* **Task to carry out**:
Check each line of the records for "Total"; collect those that have it.

start Record extracts

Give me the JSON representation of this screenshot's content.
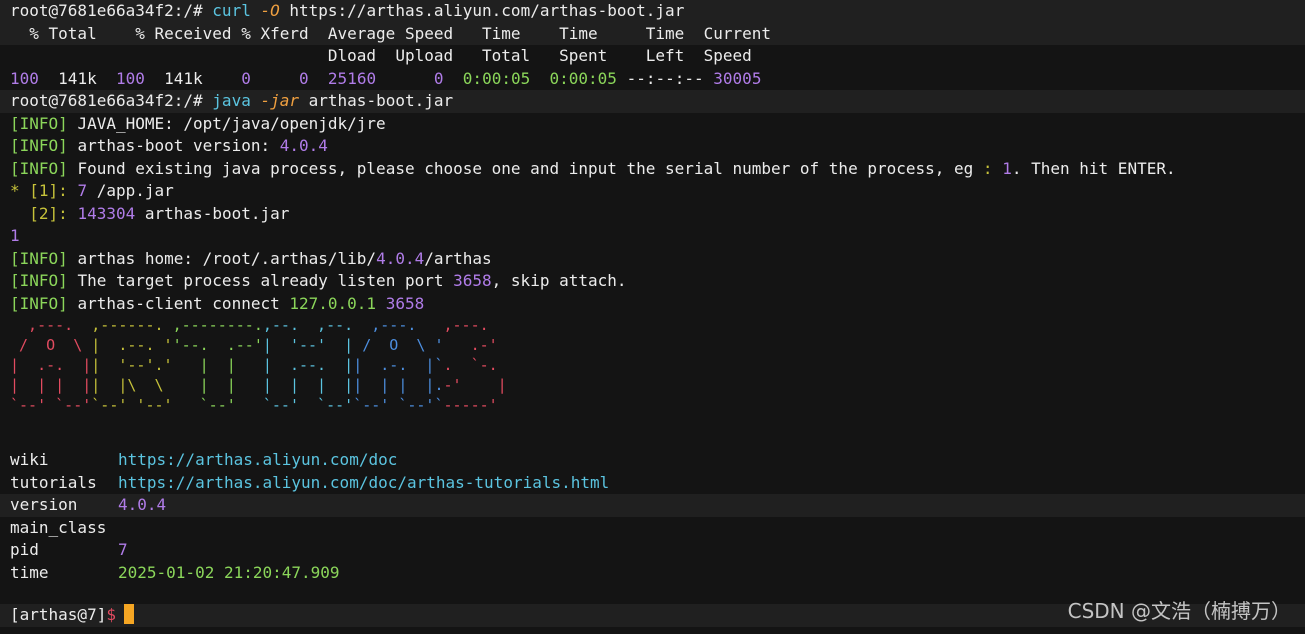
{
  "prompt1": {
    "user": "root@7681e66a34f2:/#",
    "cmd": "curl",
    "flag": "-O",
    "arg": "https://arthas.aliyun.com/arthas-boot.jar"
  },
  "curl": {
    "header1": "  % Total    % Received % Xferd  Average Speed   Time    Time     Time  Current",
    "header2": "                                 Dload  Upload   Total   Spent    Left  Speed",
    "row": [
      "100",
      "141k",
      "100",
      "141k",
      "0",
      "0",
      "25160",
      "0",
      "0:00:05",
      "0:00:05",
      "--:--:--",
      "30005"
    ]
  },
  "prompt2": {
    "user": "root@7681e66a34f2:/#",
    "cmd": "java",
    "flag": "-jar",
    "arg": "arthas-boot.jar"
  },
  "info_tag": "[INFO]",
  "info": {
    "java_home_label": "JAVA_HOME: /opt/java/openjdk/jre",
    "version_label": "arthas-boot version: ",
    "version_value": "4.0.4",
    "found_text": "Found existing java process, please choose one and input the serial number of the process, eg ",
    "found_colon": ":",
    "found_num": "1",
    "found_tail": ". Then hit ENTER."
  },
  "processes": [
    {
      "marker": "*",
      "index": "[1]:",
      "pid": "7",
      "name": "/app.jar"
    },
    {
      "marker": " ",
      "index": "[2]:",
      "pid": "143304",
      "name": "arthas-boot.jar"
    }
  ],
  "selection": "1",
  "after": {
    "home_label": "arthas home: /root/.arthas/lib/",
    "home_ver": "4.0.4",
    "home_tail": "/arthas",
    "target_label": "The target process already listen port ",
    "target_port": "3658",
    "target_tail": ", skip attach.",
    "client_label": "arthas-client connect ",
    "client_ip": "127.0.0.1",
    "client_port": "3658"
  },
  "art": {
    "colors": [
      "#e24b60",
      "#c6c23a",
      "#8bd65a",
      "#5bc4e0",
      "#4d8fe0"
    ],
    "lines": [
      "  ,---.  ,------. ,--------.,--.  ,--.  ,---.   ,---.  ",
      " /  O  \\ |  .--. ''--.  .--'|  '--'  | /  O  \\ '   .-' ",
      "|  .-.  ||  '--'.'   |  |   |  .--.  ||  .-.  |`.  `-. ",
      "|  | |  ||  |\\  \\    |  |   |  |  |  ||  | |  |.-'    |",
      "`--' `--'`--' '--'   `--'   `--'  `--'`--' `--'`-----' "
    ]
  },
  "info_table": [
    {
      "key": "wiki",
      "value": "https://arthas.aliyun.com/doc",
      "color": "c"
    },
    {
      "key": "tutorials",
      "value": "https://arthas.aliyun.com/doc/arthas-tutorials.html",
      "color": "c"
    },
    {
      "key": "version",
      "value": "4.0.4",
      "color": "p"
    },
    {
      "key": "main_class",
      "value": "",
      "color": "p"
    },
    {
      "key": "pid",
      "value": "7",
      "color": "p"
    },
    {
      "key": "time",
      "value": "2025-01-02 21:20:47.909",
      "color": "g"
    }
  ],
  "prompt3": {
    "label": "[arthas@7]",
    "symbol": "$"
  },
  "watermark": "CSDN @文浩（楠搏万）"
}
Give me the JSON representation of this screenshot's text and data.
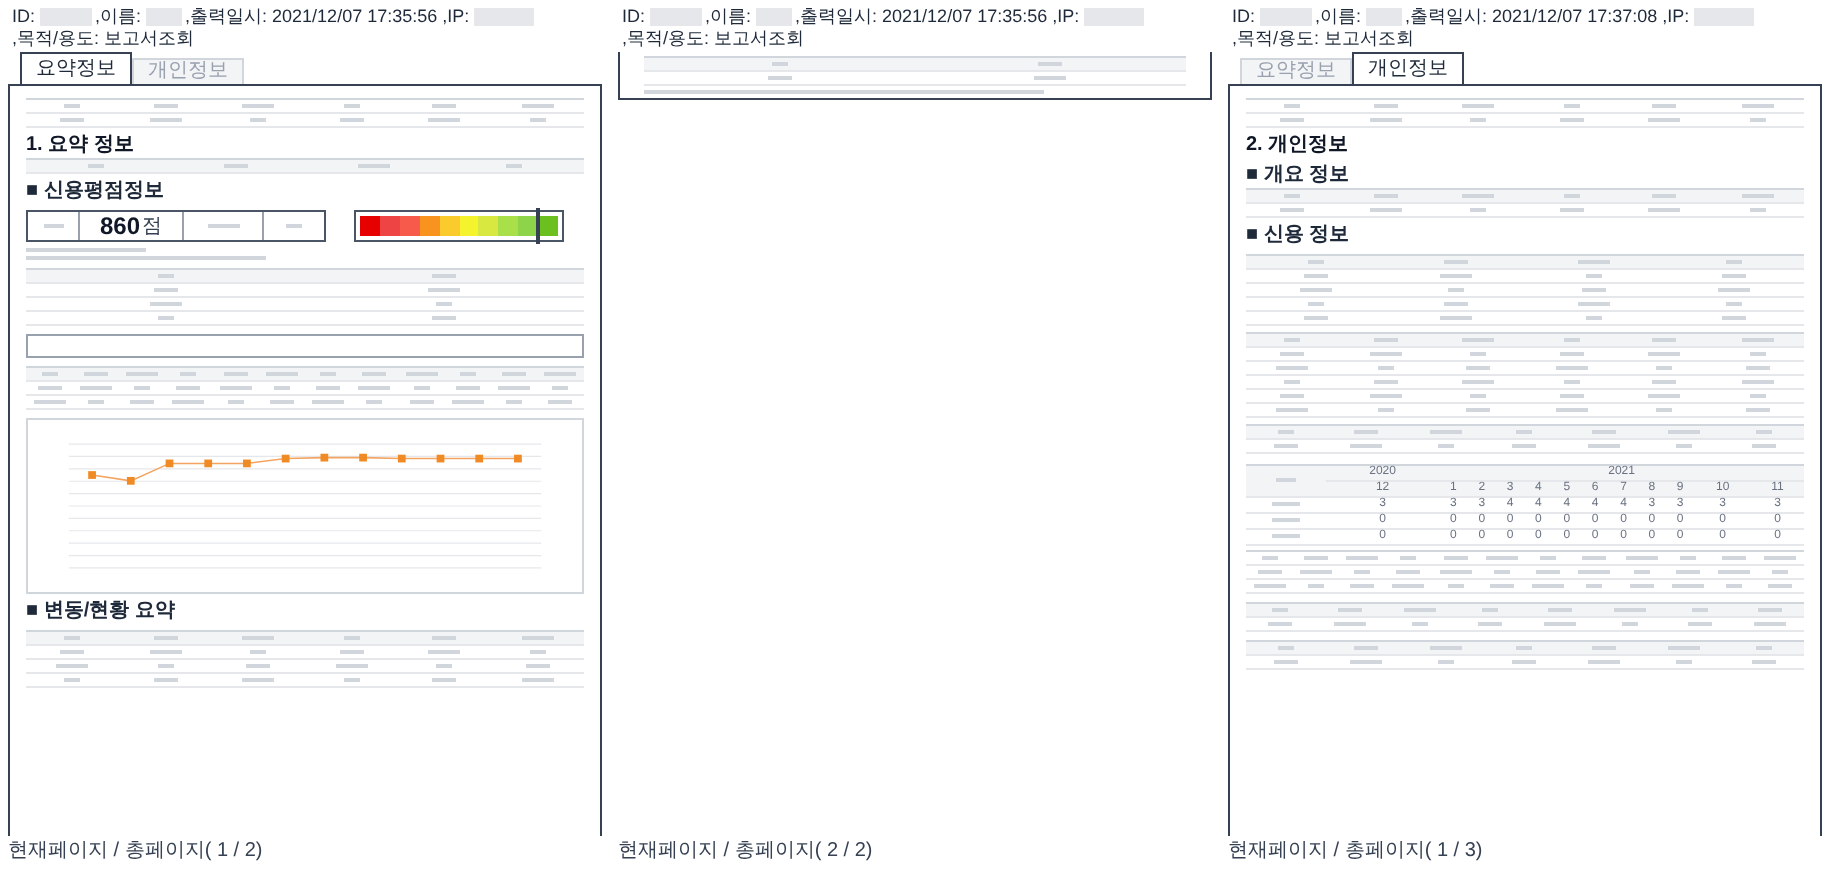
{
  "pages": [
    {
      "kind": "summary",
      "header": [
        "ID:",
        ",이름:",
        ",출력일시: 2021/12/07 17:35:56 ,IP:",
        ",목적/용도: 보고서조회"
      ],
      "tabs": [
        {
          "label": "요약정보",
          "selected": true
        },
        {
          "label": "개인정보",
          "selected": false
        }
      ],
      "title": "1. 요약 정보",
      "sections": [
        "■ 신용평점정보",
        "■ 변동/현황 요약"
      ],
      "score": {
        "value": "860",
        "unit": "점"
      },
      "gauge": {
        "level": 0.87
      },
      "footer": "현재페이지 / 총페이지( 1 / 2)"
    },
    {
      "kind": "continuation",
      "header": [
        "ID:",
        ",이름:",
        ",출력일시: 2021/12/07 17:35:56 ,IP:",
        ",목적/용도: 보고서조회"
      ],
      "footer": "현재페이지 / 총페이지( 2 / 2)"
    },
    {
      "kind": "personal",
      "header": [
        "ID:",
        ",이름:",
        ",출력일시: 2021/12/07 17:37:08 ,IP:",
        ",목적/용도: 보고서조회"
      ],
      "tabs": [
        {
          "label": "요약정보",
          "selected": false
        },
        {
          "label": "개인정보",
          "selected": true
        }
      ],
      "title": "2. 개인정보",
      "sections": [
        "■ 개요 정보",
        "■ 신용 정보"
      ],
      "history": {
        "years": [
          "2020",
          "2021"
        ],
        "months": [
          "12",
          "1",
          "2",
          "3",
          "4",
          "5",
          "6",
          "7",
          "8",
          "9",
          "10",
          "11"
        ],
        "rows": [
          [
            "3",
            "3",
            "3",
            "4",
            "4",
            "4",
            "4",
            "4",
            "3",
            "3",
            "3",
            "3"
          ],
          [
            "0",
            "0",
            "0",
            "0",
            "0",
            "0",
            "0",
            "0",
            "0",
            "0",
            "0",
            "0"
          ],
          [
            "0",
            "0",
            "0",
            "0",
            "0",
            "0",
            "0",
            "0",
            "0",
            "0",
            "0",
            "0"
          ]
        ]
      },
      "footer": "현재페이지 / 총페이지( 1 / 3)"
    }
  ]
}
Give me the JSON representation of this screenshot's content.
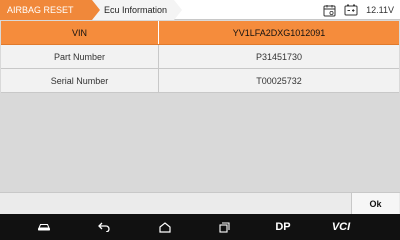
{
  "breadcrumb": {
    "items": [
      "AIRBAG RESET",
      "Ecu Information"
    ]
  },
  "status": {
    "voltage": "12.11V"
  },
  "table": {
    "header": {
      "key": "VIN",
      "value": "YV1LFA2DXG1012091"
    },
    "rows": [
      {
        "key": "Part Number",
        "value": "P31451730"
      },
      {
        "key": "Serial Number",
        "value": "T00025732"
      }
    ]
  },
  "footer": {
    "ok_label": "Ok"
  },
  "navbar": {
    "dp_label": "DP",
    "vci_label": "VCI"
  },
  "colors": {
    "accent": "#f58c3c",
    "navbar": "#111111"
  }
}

end Record extracts

* **Result**:
    "header1": "  % Total    % Received % Xferd  Average Speed   Time    Time     Time  Current",
    "header2": "                                 Dload  Upload   Total   Spent    Left  Speed",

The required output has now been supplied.